##### DOCUMENT EXTRACT

My first thought upon seeing the prompt: If you would build an in-memory cache, ...

mannyv · on Oct 9, 2024

I've been doing this so long that my first thought was "use redis."

Why?

* it works

* it's available now

* it scales

* it's capable of HA

* it has bindings for every language you probably want to use

Why bother writing your own cache, unless it's for an exercise? Cache management is complicated and error prone. Unless the roundtrip kills you just use redis (or memcached).

NovaX · on Oct 10, 2024

In a typical LRU cache every read is a write in order to maintain access order. If this is a concurrent cache then those mutations would cause contention, as the skewed access distribution leads to serializing threads on atomic operations trying to maintain this ordering. The way concurrent caches work is by avoiding this work because popular items will be reordered more often, e.g. sample the requests into lossy ring buffers to replay those reorderings under a try-lock. This is what Java's Caffeine cache does for 940M reads/s using 16 thread (vs 2.3B/s for an unbounded map). At that point other system overhead, like network I/O, will dominate the profile so trying to rearrange the hash table to dynamically optimize the data layout for hot items seems unnecessary. As you suggest, one would probably be better served by using a SwissTable style approach to optimize the hash table data layout and instruction mix rather than muck with recency-aware structural adjustments.

The fastest retrieval will be a cache hit, so really once the data structures are not the bottleneck then the focus should switch to the hit rates. That's where the Count-Min sketch, hill climbing, etc. come into play in the Java case. There's also memoization to avoid cache stampedes, efficient expiration (e.g. timing wheels), async reloads, and so on that can become important. Or if a dedicated cache server like memcached, one has to worry about fragmentation, minimizing wasted space (to maximizing usable capacity), efficient I/O, etc. because every cache server can saturating the network these days so the goals shifts towards reducing the operational cost with stable tail latencies. What "good performance" means is actually on a spectrum because one should optimize for overall system performance rather than any individual, narrow metric.

##########

TASK 1
Find each row below that contains the word "elements" and copy those rows.

##### SOURCE MATERIAL

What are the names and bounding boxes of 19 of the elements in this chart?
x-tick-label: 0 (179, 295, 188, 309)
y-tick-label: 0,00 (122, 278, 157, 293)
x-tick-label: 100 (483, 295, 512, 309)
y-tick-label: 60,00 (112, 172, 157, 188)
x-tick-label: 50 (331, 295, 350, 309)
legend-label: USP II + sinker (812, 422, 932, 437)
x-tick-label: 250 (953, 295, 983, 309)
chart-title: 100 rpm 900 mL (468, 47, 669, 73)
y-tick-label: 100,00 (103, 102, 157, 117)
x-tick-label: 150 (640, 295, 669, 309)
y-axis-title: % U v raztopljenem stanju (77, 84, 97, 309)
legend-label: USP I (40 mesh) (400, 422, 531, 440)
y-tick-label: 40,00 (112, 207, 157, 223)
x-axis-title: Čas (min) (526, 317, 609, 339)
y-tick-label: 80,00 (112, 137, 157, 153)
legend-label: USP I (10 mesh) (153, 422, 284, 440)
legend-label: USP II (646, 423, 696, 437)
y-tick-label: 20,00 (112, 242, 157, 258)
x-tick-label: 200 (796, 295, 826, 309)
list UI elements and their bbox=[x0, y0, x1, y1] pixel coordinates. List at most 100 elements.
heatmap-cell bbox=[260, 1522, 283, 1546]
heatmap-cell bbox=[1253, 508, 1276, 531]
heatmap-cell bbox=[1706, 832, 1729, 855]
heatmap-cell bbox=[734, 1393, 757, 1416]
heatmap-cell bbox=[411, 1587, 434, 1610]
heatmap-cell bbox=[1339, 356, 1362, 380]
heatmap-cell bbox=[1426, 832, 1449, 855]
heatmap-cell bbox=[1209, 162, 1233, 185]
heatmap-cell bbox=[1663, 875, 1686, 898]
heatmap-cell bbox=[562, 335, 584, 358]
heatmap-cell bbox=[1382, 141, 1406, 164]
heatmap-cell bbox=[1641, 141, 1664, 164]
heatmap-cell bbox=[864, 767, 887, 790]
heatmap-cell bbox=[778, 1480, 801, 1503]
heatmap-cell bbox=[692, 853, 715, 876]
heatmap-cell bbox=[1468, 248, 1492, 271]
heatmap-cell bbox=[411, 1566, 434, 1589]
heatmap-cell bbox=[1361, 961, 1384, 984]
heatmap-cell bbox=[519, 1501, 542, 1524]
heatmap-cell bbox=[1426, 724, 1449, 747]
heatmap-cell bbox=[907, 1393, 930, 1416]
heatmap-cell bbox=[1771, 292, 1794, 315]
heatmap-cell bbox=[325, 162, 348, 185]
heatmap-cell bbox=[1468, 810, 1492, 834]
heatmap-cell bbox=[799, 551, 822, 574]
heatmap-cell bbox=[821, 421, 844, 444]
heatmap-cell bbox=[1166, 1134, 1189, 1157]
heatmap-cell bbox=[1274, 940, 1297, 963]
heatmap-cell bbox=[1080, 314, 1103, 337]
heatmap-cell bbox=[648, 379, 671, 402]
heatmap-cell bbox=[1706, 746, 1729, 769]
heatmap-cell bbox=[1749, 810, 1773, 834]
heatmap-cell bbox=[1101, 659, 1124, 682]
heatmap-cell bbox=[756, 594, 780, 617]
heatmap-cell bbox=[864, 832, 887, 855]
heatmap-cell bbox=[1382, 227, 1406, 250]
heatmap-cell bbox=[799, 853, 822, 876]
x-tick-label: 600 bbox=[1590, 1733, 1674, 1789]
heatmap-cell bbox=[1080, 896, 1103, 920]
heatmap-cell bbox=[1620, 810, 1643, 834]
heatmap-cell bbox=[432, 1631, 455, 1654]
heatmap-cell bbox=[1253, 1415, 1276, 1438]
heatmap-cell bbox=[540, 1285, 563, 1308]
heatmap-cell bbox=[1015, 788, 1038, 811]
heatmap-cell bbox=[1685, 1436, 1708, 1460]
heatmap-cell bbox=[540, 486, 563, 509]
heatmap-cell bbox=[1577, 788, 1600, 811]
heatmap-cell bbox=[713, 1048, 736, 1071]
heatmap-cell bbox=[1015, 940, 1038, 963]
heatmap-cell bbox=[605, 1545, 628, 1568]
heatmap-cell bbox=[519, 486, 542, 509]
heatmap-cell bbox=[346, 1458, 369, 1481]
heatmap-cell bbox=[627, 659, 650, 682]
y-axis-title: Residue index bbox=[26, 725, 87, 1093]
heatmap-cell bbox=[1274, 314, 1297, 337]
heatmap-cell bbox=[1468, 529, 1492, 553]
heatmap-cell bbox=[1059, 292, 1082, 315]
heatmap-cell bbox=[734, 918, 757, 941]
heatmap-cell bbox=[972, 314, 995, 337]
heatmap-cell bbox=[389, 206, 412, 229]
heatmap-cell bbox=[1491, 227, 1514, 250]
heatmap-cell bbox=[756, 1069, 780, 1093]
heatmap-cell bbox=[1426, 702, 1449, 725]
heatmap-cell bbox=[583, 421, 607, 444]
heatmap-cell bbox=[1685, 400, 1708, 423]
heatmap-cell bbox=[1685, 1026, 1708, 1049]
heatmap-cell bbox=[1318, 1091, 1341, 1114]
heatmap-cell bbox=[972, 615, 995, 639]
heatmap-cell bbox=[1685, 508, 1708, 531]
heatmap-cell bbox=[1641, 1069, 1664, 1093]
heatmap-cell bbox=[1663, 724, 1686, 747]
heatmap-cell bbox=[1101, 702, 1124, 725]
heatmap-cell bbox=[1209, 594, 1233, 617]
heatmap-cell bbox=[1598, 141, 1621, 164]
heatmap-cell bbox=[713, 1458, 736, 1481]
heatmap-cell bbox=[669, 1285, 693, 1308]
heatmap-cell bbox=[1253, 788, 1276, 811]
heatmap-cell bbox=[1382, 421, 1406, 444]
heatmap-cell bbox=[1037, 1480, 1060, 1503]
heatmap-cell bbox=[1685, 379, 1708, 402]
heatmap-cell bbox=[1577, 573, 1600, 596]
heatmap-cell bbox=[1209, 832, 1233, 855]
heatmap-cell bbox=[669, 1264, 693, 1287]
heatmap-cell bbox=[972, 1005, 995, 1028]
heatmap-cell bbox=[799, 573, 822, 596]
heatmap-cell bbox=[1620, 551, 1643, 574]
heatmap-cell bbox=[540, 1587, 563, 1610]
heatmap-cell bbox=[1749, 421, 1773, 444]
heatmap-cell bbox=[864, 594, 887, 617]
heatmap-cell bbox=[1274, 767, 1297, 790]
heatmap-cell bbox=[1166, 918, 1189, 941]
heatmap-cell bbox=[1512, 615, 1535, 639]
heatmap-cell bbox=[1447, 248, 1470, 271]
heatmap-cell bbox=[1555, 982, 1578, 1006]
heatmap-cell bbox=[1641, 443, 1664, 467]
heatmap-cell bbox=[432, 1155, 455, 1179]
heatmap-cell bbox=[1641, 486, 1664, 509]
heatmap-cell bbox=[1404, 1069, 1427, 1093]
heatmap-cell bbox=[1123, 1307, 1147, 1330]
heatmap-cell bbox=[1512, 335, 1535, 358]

##########

TASK 2
Reproduce word for word the passage of the forum thread on caching starting at "The fastest retrieval" and ending at "individual, narrow metric.".

COMPLETE RESPONSE 1
What are the names and bounding boxes of 19 of the elements in this chart?
list UI elements and their bbox=[x0, y0, x1, y1] pixel coordinates. List at most 100 elements.

COMPLETE RESPONSE 2
The fastest retrieval will be a cache hit, so really once the data structures are not the bottleneck then the focus should switch to the hit rates. That's where the Count-Min sketch, hill climbing, etc. come into play in the Java case. There's also memoization to avoid cache stampedes, efficient expiration (e.g. timing wheels), async reloads, and so on that can become important. Or if a dedicated cache server like memcached, one has to worry about fragmentation, minimizing wasted space (to maximizing usable capacity), efficient I/O, etc. because every cache server can saturating the network these days so the goals shifts towards reducing the operational cost with stable tail latencies. What "good performance" means is actually on a spectrum because one should optimize for overall system performance rather than any individual, narrow metric.